Assigned task: The expected result is the full set of records, copied precisely, with images dropped.

Page transcription entries:
____

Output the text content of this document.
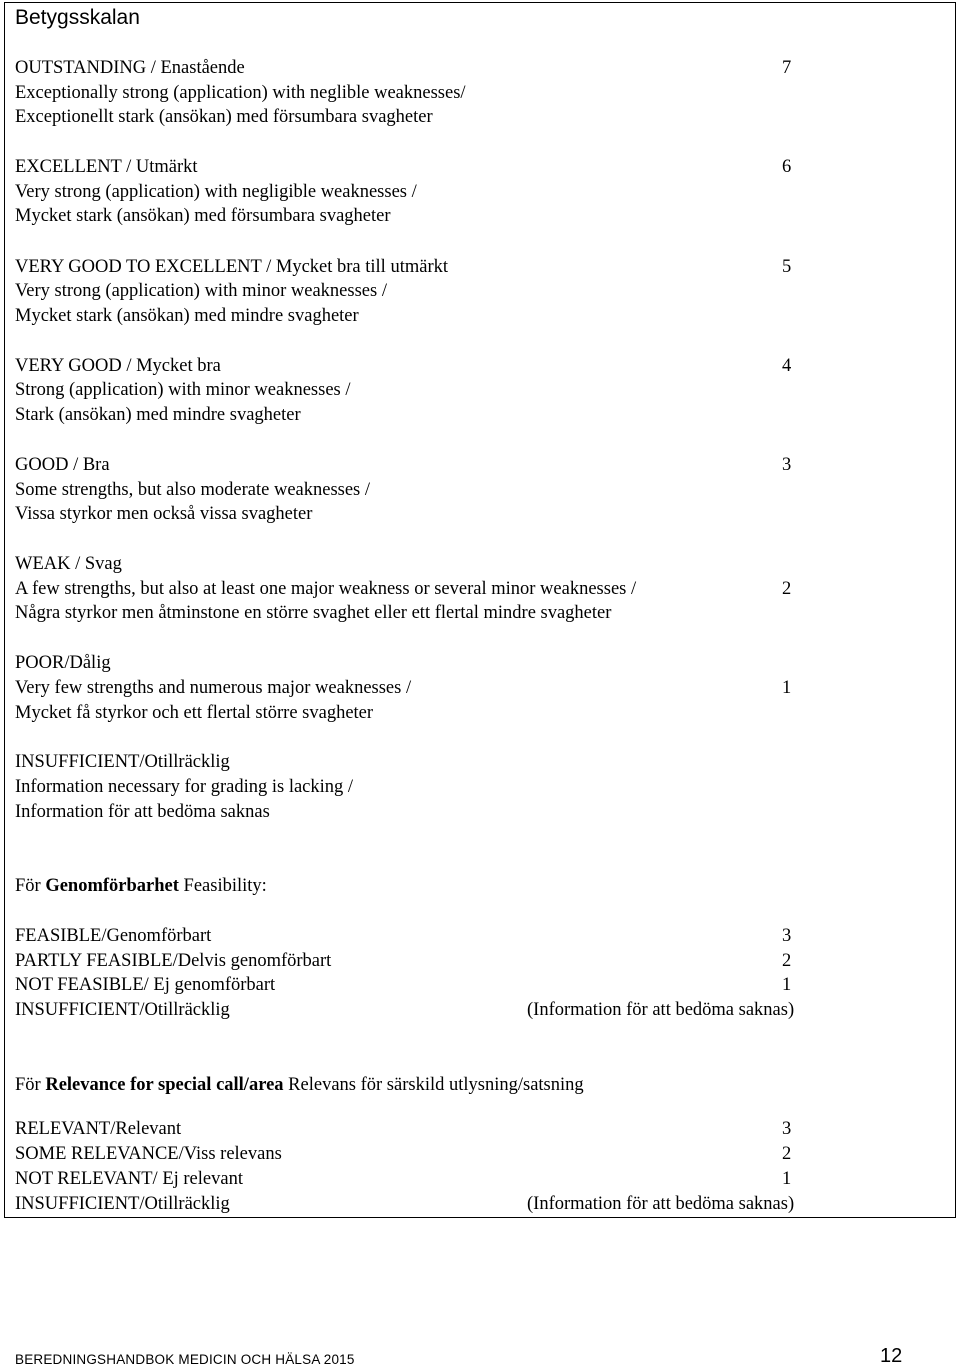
Betygsskalan
OUTSTANDING / Enastående	7
Exceptionally strong (application) with neglible weaknesses/
Exceptionellt stark (ansökan) med försumbara svagheter
EXCELLENT / Utmärkt	6
Very strong (application) with negligible weaknesses /
Mycket stark (ansökan) med försumbara svagheter
VERY GOOD TO EXCELLENT / Mycket bra till utmärkt	5
Very strong (application) with minor weaknesses /
Mycket stark (ansökan) med mindre svagheter
VERY GOOD / Mycket bra	4
Strong (application) with minor weaknesses /
Stark (ansökan) med mindre svagheter
GOOD / Bra	3
Some strengths, but also moderate weaknesses /
Vissa styrkor men också vissa svagheter
WEAK / Svag
A few strengths, but also at least one major weakness or several minor weaknesses /	2
Några styrkor men åtminstone en större svaghet eller ett flertal mindre svagheter
POOR/Dålig
Very few strengths and numerous major weaknesses /	1
Mycket få styrkor och ett flertal större svagheter
INSUFFICIENT/Otillräcklig
Information necessary for grading is lacking /
Information för att bedöma saknas
För Genomförbarhet Feasibility:
FEASIBLE/Genomförbart	3
PARTLY FEASIBLE/Delvis genomförbart	2
NOT FEASIBLE/ Ej genomförbart	1
INSUFFICIENT/Otillräcklig	(Information för att bedöma saknas)
För Relevance for special call/area Relevans för särskild utlysning/satsning
RELEVANT/Relevant	3
SOME RELEVANCE/Viss relevans	2
NOT RELEVANT/ Ej relevant	1
INSUFFICIENT/Otillräcklig	(Information för att bedöma saknas)
BEREDNINGSHANDBOK MEDICIN OCH HÄLSA 2015	12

____

Solution:
Output the text content of this document.
Betygsskalan
OUTSTANDING / Enastående	7
Exceptionally strong (application) with neglible weaknesses/
Exceptionellt stark (ansökan) med försumbara svagheter
EXCELLENT / Utmärkt	6
Very strong (application) with negligible weaknesses /
Mycket stark (ansökan) med försumbara svagheter
VERY GOOD TO EXCELLENT / Mycket bra till utmärkt	5
Very strong (application) with minor weaknesses /
Mycket stark (ansökan) med mindre svagheter
VERY GOOD / Mycket bra	4
Strong (application) with minor weaknesses /
Stark (ansökan) med mindre svagheter
GOOD / Bra	3
Some strengths, but also moderate weaknesses /
Vissa styrkor men också vissa svagheter
WEAK / Svag
A few strengths, but also at least one major weakness or several minor weaknesses /	2
Några styrkor men åtminstone en större svaghet eller ett flertal mindre svagheter
POOR/Dålig
Very few strengths and numerous major weaknesses /	1
Mycket få styrkor och ett flertal större svagheter
INSUFFICIENT/Otillräcklig
Information necessary for grading is lacking /
Information för att bedöma saknas
För Genomförbarhet Feasibility:
FEASIBLE/Genomförbart	3
PARTLY FEASIBLE/Delvis genomförbart	2
NOT FEASIBLE/ Ej genomförbart	1
INSUFFICIENT/Otillräcklig	(Information för att bedöma saknas)
För Relevance for special call/area Relevans för särskild utlysning/satsning
RELEVANT/Relevant	3
SOME RELEVANCE/Viss relevans	2
NOT RELEVANT/ Ej relevant	1
INSUFFICIENT/Otillräcklig	(Information för att bedöma saknas)
BEREDNINGSHANDBOK MEDICIN OCH HÄLSA 2015	12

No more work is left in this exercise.